WHAT YOU ARE ASKED TO DO: Format the entries below as a JSON list of strings, one string per line and no blank lines, covering only the lines from the first one through the line containing "date-separator: Today — [419, 163, 475, 187]".

DATA TO PROCESS:
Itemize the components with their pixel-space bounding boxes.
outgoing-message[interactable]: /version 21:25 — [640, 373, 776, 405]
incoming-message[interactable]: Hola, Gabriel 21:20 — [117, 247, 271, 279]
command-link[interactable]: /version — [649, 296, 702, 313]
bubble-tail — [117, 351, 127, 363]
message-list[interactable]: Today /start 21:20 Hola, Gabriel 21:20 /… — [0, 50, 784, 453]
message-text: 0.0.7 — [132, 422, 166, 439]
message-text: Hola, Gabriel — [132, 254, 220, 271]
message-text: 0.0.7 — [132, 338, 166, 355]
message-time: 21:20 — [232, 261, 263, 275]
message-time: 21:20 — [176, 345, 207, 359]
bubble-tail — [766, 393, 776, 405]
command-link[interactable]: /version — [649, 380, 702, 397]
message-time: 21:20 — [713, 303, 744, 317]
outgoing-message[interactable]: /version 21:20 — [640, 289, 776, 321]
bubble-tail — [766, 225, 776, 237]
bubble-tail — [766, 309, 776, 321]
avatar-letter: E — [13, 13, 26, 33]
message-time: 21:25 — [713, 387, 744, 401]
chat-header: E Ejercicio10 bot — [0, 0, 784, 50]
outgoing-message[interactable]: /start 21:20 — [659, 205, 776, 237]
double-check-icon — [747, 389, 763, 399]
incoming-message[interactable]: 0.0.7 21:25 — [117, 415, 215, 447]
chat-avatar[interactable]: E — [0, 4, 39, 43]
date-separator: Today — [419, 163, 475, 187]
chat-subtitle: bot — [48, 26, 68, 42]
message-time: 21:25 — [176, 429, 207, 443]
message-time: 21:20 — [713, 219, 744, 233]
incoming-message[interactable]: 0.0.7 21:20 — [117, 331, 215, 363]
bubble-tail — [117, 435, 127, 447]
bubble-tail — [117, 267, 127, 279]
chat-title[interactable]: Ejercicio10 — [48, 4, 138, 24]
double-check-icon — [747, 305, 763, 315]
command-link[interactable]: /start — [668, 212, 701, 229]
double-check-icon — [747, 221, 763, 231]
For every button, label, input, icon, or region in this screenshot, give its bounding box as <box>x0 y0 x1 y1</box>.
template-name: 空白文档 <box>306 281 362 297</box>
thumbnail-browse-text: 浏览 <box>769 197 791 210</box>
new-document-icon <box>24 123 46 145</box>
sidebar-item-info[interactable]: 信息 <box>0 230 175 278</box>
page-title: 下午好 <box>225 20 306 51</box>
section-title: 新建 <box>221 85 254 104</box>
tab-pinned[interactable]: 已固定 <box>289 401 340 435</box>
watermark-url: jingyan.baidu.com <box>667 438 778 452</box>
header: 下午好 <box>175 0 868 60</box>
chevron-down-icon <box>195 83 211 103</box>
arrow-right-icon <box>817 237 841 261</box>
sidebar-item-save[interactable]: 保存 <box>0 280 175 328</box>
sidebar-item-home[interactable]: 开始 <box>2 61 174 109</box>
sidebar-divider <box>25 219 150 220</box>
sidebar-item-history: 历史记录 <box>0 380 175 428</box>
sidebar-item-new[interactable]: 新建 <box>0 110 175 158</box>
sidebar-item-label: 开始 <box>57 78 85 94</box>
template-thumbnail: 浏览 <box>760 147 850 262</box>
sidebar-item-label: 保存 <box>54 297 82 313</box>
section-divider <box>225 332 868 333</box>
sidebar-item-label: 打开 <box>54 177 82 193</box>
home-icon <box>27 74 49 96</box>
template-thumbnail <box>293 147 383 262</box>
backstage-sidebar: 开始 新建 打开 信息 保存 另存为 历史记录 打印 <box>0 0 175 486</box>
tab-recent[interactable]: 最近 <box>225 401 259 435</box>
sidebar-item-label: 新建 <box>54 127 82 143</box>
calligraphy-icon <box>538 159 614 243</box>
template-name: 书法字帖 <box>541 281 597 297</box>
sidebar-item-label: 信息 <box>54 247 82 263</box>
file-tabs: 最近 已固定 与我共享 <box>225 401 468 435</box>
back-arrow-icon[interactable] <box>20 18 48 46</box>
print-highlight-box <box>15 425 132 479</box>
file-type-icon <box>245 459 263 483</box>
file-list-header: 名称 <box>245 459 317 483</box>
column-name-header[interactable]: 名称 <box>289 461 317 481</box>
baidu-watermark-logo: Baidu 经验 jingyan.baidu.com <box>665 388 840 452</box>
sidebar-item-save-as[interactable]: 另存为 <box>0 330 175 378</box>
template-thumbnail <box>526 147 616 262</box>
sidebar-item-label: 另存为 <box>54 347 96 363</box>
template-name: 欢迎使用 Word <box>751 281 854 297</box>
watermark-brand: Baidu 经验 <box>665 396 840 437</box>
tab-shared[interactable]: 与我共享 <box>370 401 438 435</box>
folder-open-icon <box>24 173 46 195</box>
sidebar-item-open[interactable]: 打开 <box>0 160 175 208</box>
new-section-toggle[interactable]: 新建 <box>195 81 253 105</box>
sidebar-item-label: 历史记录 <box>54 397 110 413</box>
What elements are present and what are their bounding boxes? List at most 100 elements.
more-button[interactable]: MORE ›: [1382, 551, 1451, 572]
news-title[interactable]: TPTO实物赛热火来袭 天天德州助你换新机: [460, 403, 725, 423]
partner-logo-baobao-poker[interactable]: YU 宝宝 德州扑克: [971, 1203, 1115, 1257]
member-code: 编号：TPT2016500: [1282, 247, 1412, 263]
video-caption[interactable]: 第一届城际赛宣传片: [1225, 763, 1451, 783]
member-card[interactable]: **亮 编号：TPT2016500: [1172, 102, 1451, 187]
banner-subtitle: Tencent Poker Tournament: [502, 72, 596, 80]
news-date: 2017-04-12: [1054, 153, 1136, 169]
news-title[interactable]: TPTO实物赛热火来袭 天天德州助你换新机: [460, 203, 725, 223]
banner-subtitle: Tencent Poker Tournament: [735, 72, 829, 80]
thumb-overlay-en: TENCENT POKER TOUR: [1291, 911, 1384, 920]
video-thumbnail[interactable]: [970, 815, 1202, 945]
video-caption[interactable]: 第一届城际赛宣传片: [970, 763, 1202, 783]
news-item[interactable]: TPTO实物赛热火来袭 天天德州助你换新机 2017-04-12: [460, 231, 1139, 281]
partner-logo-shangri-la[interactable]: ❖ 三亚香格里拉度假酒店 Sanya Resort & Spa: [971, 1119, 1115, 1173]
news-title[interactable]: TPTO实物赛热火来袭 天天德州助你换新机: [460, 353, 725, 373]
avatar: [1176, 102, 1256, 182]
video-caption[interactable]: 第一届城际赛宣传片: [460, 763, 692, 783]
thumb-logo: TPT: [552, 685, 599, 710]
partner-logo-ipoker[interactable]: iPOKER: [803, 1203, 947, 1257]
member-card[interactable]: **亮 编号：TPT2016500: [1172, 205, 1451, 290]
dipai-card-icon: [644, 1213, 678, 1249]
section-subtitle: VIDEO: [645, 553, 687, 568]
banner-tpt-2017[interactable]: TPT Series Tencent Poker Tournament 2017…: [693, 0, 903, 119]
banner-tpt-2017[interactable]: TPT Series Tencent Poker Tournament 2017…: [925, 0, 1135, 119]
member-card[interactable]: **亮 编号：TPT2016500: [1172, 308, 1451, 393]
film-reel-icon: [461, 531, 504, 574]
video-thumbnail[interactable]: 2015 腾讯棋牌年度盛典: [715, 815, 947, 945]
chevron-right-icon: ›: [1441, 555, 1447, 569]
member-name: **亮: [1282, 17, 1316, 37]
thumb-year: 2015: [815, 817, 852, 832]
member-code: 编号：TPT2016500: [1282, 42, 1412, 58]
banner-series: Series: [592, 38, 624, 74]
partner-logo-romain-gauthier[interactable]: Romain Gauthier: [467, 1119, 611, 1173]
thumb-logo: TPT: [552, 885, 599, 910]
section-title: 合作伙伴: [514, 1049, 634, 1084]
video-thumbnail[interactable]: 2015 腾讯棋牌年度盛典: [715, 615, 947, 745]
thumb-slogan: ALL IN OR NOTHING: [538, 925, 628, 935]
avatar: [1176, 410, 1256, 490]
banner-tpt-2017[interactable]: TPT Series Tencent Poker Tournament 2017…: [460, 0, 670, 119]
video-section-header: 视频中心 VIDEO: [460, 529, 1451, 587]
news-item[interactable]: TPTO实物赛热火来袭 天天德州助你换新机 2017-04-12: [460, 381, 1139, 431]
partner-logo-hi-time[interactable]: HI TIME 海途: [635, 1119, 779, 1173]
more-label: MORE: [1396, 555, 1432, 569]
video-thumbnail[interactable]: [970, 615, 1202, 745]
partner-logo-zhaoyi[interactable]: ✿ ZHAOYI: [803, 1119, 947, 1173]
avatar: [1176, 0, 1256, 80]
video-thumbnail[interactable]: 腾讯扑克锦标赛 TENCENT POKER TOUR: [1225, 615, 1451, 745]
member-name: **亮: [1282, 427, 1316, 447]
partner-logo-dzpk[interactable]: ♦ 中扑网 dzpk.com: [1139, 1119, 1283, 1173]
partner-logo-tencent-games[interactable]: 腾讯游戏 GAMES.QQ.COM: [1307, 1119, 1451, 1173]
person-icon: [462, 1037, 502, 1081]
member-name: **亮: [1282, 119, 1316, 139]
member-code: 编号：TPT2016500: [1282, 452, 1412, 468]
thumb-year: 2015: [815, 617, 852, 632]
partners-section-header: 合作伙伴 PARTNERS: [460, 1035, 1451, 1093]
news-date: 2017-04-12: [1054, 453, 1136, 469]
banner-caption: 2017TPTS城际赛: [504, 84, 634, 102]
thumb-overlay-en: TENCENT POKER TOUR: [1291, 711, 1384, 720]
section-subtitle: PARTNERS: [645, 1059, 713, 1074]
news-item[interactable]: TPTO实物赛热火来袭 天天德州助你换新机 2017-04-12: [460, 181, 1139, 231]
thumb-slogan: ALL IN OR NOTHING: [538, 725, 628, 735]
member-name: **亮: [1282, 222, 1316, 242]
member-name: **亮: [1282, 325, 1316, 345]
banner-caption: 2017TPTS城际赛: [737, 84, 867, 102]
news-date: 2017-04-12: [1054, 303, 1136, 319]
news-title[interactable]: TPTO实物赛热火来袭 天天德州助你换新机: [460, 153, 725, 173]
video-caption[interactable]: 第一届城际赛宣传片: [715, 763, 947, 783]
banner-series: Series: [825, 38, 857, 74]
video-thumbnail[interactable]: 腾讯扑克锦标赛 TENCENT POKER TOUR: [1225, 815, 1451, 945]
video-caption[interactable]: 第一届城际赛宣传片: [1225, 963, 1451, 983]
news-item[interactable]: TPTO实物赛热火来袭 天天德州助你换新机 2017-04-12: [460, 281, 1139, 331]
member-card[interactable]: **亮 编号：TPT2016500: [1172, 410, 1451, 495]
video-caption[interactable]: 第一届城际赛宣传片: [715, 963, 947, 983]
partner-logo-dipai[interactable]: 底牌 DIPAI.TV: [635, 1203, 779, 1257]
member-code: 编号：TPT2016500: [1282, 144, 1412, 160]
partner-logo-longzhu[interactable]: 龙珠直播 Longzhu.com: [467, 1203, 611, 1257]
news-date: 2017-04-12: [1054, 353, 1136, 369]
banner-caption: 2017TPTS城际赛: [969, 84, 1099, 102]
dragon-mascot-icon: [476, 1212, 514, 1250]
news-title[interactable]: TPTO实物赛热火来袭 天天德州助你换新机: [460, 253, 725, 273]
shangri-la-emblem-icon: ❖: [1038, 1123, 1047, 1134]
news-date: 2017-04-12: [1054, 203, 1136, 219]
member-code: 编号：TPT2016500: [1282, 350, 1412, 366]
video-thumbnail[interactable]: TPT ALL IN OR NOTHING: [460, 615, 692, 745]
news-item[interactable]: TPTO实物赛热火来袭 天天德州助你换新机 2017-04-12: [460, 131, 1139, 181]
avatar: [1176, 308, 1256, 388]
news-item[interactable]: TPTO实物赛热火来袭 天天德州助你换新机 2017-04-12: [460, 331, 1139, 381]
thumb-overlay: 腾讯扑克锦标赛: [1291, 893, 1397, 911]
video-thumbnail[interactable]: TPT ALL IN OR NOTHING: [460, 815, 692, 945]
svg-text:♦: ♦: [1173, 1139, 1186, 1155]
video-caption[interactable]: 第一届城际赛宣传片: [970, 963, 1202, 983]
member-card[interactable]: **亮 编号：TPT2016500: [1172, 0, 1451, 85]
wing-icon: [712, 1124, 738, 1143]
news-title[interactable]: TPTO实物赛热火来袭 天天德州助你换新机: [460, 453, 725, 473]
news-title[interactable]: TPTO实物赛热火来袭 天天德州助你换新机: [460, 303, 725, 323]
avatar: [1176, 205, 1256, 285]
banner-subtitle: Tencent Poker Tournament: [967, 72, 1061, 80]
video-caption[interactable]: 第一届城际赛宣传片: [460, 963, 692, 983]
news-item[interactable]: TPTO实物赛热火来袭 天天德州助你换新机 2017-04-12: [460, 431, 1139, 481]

TASK OUTPUT:
[
  "Itemize the components with their pixel-space bounding boxes.",
  "outgoing-message[interactable]: /version 21:25 — [640, 373, 776, 405]",
  "incoming-message[interactable]: Hola, Gabriel 21:20 — [117, 247, 271, 279]",
  "command-link[interactable]: /version — [649, 296, 702, 313]",
  "bubble-tail — [117, 351, 127, 363]",
  "message-list[interactable]: Today /start 21:20 Hola, Gabriel 21:20 /… — [0, 50, 784, 453]",
  "message-text: 0.0.7 — [132, 422, 166, 439]",
  "message-text: Hola, Gabriel — [132, 254, 220, 271]",
  "message-text: 0.0.7 — [132, 338, 166, 355]",
  "message-time: 21:20 — [232, 261, 263, 275]",
  "message-time: 21:20 — [176, 345, 207, 359]",
  "bubble-tail — [766, 393, 776, 405]",
  "command-link[interactable]: /version — [649, 380, 702, 397]",
  "message-time: 21:20 — [713, 303, 744, 317]",
  "outgoing-message[interactable]: /version 21:20 — [640, 289, 776, 321]",
  "bubble-tail — [766, 225, 776, 237]",
  "bubble-tail — [766, 309, 776, 321]",
  "avatar-letter: E — [13, 13, 26, 33]",
  "message-time: 21:25 — [713, 387, 744, 401]",
  "chat-header: E Ejercicio10 bot — [0, 0, 784, 50]",
  "outgoing-message[interactable]: /start 21:20 — [659, 205, 776, 237]",
  "double-check-icon — [747, 389, 763, 399]",
  "incoming-message[interactable]: 0.0.7 21:25 — [117, 415, 215, 447]",
  "chat-avatar[interactable]: E — [0, 4, 39, 43]",
  "date-separator: Today — [419, 163, 475, 187]"
]